Given task: Reproduce exactly the span of lines beginning at the one with "What does this" and ending at the last line of the data below, omitting pictures.

····················

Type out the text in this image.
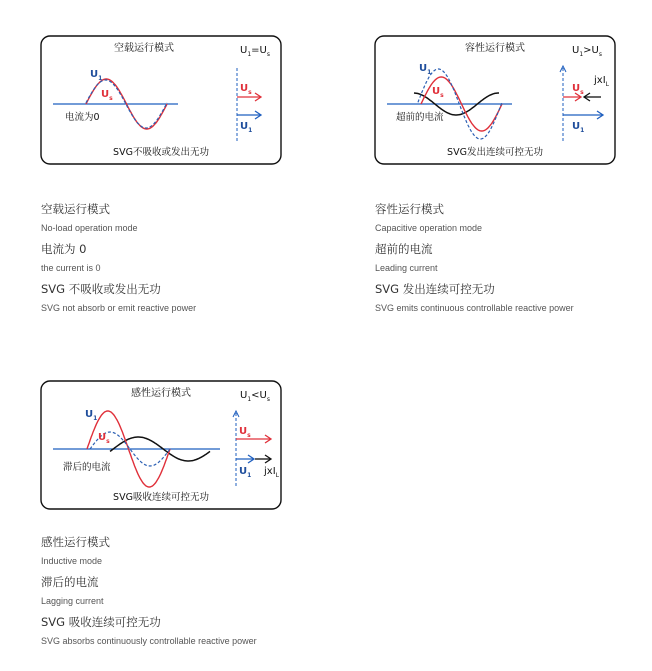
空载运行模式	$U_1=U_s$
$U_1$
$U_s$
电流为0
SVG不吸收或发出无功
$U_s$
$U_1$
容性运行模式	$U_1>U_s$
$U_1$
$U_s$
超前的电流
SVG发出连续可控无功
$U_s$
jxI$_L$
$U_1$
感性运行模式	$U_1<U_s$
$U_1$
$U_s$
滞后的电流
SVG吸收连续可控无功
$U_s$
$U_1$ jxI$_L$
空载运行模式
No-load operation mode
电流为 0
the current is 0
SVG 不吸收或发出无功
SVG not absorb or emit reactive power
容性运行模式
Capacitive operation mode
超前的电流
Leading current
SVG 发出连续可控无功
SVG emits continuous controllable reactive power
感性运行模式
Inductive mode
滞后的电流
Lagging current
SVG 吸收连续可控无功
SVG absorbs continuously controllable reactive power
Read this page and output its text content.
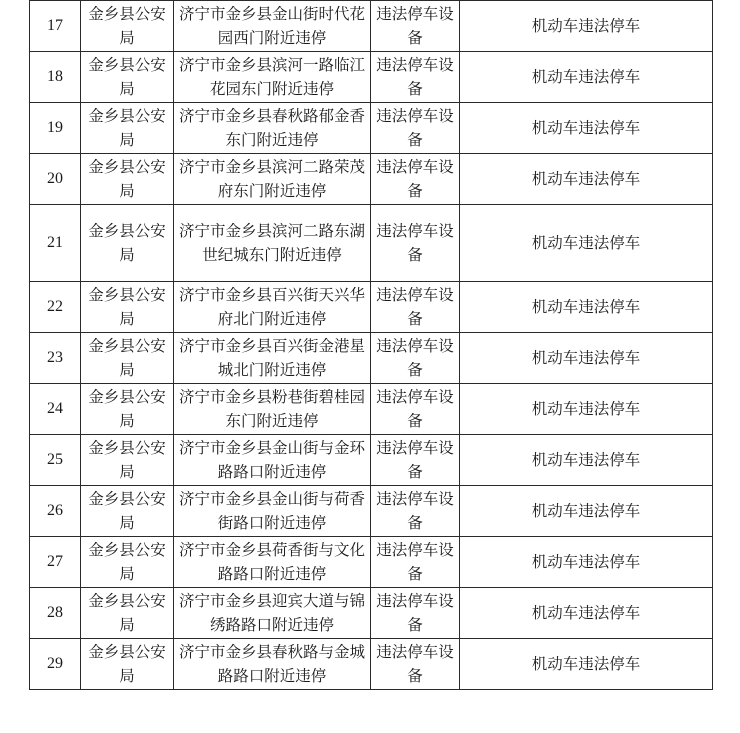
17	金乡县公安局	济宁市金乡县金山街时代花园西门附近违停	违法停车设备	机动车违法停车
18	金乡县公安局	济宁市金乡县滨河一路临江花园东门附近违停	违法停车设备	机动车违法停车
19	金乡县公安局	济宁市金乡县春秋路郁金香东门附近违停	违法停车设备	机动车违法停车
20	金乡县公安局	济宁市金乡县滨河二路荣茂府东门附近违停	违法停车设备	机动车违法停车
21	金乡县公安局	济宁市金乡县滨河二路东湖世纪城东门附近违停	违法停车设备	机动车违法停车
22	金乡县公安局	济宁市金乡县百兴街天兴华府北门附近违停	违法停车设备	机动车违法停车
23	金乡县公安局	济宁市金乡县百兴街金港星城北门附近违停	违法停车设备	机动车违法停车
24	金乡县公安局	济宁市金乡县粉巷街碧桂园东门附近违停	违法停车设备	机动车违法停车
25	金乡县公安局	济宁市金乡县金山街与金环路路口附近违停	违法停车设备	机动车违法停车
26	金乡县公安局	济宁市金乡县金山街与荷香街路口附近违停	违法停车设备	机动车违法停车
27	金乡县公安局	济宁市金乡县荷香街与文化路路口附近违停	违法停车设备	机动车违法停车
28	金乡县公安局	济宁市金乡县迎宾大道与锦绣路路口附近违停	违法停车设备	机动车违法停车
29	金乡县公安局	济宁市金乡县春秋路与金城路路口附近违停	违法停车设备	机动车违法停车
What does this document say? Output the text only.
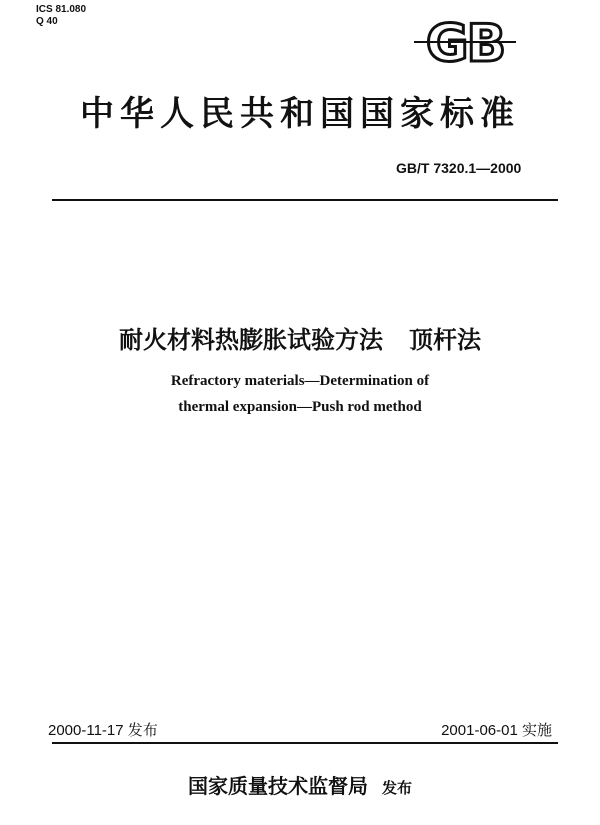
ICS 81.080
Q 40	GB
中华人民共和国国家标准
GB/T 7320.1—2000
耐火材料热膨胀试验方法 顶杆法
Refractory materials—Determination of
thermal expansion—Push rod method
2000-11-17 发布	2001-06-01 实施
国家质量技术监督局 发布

····················

Exercise answer:
What does this document say? Output the text only.
ICS 81.080
Q 40	GB
中华人民共和国国家标准
GB/T 7320.1—2000
耐火材料热膨胀试验方法 顶杆法
Refractory materials—Determination of
thermal expansion—Push rod method
2000-11-17 发布	2001-06-01 实施
国家质量技术监督局 发布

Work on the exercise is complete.